--- start of DATA TO USE ---

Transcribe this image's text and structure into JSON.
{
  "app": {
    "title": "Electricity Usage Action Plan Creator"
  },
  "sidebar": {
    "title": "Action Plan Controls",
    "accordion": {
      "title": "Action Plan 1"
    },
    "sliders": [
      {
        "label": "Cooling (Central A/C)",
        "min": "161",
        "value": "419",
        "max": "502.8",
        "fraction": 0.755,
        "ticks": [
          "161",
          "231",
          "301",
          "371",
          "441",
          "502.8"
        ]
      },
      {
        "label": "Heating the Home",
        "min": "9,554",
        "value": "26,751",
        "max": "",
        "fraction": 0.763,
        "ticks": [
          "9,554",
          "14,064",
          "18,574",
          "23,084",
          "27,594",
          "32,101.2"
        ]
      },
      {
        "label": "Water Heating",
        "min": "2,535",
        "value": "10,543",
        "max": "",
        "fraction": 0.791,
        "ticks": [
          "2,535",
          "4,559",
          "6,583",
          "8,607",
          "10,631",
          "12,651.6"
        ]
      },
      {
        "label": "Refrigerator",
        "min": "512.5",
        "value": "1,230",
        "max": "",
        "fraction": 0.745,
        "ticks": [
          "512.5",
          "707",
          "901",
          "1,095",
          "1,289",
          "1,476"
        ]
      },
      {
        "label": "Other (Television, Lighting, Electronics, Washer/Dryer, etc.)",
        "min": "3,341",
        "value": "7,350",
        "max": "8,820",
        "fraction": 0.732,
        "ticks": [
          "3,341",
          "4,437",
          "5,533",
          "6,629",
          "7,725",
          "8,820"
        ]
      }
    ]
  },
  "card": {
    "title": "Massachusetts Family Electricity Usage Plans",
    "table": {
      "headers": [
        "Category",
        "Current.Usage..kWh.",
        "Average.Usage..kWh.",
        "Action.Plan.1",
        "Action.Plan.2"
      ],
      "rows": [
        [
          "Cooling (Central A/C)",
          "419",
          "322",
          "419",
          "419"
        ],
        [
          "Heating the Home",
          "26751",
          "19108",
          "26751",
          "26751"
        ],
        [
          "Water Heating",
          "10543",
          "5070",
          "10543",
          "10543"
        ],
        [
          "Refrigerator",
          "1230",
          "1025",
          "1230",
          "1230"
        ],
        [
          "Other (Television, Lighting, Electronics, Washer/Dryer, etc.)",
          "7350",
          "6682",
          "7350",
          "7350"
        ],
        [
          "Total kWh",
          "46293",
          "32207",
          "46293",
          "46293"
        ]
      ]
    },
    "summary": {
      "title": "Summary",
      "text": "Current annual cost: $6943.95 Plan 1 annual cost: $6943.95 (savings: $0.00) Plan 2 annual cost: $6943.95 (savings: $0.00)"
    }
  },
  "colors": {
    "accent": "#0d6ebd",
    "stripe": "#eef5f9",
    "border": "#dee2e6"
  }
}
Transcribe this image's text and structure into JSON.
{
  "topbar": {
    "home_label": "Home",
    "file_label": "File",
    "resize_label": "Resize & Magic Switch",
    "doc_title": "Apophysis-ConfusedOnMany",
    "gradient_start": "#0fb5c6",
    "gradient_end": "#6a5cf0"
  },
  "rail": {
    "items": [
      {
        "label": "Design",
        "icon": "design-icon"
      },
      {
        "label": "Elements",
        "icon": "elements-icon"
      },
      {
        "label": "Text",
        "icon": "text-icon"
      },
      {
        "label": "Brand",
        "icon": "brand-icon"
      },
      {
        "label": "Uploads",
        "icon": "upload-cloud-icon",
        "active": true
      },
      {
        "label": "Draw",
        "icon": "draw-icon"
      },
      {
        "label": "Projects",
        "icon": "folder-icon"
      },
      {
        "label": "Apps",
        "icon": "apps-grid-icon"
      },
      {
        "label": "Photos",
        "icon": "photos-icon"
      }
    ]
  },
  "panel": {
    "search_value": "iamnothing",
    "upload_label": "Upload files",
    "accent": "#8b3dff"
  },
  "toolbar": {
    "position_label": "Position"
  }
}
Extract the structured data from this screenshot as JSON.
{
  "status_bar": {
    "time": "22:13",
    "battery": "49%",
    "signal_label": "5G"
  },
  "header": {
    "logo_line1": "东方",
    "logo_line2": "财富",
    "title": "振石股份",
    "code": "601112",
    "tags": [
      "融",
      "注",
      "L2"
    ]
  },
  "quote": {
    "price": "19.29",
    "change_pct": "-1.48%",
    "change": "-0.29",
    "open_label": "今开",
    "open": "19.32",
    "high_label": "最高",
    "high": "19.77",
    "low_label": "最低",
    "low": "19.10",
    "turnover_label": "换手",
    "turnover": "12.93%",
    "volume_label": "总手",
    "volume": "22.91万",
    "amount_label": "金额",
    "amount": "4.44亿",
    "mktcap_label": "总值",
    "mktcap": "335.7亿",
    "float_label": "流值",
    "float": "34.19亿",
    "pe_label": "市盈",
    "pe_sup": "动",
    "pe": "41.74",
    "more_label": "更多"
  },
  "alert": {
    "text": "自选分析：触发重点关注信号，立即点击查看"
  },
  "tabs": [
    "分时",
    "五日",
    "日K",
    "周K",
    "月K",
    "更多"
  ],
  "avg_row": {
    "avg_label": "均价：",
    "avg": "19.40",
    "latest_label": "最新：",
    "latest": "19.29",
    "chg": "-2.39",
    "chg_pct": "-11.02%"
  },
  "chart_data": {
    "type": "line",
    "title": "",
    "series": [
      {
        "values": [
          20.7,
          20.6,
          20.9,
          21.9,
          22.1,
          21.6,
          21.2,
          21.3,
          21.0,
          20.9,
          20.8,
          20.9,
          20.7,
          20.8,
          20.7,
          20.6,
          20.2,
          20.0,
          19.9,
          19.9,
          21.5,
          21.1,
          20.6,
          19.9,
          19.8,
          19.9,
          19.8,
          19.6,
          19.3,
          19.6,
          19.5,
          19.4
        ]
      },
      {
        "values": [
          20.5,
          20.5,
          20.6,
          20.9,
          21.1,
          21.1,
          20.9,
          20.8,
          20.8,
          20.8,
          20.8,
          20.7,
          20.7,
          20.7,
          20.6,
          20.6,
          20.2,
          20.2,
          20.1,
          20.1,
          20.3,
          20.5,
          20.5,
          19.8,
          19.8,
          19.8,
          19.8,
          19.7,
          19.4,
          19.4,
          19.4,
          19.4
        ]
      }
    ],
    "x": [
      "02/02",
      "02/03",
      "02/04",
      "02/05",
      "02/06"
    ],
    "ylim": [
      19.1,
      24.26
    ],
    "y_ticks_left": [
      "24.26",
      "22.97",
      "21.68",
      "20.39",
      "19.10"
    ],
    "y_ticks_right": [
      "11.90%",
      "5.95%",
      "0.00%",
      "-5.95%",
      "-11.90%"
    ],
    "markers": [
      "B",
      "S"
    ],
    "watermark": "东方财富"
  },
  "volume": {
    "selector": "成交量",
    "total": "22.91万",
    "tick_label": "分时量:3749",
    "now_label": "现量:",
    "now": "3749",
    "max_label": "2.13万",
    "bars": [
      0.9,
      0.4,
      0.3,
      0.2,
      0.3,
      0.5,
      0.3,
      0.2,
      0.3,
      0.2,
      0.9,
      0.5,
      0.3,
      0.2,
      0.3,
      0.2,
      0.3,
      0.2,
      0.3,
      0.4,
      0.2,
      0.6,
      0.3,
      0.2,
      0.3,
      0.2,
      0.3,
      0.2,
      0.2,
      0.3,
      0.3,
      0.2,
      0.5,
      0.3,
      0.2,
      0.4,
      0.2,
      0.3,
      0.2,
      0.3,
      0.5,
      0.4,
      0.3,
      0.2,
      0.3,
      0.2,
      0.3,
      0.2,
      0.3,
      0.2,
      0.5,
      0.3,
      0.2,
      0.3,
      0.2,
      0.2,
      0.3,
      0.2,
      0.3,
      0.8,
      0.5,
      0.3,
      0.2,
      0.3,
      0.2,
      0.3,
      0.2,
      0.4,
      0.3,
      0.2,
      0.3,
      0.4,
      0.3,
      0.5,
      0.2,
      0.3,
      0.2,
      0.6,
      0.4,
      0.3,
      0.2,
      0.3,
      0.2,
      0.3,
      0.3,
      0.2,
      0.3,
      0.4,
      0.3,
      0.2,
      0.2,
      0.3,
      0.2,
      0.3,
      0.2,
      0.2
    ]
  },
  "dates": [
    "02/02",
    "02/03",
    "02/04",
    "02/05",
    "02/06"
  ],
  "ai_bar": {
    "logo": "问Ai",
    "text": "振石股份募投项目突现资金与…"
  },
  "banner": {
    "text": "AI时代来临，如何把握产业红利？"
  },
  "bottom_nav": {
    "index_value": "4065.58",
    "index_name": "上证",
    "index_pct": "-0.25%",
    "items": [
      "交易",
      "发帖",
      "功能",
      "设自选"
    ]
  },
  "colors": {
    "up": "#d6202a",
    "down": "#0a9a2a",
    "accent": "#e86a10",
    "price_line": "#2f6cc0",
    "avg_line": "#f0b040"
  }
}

--- end of DATA TO USE ---

## DESCRIPTION OF THE TASK
In the entries above, identify every line with the word "Usage". Copy those lines.

## ANSWER BELOW
    "title": "Electricity Usage Action Plan Creator"
    "title": "Massachusetts Family Electricity Usage Plans",
        "Current.Usage..kWh.",
        "Average.Usage..kWh.",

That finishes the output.